------ Data supplied ------

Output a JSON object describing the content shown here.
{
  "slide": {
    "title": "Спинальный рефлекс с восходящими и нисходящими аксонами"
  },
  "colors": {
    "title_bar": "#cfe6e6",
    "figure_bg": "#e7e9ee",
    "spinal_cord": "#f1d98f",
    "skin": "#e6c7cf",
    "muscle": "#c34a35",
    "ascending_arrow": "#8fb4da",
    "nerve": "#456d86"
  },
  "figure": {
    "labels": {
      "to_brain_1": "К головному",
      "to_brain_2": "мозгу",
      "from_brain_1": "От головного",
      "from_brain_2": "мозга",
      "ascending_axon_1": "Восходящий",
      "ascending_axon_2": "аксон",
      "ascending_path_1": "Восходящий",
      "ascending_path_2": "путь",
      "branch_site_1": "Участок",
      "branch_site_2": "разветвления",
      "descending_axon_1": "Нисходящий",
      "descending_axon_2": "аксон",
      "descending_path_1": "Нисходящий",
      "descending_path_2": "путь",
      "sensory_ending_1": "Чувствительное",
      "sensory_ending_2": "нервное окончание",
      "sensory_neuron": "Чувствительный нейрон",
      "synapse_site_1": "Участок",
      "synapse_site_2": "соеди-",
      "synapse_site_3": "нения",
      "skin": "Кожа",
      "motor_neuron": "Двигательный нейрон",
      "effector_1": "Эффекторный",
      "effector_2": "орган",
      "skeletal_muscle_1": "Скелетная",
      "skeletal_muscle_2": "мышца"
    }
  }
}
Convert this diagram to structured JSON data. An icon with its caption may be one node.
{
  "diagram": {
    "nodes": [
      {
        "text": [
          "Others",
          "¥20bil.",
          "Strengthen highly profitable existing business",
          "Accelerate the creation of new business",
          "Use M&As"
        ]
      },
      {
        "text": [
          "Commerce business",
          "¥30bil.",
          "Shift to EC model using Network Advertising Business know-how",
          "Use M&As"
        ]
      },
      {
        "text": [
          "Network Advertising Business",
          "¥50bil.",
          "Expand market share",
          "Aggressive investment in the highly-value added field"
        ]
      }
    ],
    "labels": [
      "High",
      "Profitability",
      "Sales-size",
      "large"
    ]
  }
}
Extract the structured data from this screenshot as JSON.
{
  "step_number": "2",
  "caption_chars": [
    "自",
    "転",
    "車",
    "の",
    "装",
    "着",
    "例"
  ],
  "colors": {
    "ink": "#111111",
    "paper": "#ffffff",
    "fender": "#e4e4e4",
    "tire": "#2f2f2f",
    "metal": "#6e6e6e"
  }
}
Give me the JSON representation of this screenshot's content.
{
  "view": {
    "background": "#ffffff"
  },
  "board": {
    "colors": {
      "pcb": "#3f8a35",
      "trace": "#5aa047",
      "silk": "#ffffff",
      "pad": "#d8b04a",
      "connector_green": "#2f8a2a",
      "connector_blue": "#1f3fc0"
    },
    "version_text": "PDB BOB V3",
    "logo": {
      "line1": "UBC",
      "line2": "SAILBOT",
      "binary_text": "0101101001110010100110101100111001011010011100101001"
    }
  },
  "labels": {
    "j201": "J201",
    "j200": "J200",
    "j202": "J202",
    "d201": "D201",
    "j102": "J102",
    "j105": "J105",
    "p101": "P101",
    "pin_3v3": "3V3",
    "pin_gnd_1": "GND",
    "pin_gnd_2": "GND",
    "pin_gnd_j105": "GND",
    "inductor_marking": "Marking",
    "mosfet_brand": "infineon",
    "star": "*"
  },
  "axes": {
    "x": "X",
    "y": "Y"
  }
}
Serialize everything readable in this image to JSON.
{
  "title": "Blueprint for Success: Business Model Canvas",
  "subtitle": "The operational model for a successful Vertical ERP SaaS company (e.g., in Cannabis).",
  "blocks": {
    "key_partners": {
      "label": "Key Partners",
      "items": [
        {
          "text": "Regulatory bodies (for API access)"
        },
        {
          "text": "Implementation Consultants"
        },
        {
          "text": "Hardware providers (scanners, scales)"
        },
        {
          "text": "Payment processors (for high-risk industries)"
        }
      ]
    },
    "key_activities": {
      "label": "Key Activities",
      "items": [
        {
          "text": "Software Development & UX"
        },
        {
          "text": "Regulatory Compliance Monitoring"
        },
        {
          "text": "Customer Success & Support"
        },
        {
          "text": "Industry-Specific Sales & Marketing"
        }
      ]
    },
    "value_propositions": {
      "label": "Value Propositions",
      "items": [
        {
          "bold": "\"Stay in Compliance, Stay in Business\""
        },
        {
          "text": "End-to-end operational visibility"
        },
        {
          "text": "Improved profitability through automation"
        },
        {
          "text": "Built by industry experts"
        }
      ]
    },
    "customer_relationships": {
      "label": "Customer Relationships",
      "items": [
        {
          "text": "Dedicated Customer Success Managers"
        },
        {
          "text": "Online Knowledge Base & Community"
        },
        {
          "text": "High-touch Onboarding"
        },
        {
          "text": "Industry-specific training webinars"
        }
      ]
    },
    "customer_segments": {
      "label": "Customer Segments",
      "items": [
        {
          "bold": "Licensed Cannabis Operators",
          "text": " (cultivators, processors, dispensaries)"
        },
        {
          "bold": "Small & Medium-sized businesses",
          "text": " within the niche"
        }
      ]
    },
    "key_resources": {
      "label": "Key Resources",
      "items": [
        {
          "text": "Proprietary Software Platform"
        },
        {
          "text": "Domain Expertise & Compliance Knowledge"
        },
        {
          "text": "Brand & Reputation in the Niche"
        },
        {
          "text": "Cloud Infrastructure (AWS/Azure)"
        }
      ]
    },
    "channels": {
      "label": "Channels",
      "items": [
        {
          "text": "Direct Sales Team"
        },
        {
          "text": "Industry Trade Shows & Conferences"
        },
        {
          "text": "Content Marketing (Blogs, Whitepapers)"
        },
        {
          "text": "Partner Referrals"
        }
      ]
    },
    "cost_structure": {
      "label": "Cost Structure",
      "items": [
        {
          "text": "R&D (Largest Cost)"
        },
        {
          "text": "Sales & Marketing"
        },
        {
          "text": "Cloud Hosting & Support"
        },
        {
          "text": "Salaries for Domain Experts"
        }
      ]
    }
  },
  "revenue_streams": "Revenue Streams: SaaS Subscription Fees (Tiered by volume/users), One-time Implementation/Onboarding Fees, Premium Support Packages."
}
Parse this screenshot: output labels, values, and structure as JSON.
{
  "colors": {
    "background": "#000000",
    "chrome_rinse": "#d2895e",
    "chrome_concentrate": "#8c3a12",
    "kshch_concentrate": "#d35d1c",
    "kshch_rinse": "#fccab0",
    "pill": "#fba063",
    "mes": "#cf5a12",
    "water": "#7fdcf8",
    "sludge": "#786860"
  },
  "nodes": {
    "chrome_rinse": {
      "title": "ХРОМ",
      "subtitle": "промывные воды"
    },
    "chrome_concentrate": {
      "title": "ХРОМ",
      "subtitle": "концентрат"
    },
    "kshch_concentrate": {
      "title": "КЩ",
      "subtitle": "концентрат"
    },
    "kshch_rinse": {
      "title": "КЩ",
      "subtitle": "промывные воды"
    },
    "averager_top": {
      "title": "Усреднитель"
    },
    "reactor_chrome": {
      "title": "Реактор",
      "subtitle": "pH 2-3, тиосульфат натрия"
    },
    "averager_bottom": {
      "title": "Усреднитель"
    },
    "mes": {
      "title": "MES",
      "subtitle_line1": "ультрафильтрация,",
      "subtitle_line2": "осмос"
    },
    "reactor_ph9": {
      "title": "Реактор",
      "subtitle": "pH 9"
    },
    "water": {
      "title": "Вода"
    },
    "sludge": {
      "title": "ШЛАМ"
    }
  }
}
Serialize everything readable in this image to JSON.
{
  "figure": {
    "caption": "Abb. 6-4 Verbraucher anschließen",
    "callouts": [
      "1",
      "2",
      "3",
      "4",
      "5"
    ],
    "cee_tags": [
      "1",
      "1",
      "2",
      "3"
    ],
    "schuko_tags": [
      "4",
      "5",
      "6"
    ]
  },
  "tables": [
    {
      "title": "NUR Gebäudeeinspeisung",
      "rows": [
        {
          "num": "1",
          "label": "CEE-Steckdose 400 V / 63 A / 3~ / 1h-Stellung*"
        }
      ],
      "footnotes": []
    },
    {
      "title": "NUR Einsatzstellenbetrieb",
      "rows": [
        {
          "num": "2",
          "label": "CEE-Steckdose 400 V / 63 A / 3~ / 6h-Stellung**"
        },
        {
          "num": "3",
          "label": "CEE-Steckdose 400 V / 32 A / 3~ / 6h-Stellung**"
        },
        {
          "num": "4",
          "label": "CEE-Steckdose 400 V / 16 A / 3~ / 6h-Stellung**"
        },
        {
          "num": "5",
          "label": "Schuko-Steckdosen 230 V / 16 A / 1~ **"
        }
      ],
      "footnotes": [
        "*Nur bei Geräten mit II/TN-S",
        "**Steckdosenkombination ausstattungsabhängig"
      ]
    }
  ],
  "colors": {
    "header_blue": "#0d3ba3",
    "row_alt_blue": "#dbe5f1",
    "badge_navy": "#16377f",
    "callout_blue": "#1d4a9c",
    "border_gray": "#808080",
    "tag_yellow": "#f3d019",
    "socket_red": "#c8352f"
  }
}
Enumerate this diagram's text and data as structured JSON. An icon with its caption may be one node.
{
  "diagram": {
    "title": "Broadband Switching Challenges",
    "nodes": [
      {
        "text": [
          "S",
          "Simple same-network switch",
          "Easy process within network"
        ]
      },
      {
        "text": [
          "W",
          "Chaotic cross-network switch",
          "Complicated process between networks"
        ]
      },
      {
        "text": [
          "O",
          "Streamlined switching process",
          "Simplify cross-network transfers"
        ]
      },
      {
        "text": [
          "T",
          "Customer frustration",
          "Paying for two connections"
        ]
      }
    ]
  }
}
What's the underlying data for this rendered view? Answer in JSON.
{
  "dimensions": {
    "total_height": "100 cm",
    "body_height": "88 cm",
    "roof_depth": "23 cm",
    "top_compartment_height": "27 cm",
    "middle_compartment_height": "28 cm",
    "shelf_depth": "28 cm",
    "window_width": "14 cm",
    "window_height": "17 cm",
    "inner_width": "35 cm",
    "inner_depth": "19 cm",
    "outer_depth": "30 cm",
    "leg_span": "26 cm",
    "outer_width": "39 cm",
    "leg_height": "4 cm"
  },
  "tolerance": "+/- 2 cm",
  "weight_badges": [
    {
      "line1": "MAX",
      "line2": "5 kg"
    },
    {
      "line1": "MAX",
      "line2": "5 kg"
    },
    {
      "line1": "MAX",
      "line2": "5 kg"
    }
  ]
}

------

What you need to do: Search the entries for the word "Восходящий" and copy every line that has it.

Written answer:
      "ascending_axon_1": "Восходящий",
      "ascending_path_1": "Восходящий",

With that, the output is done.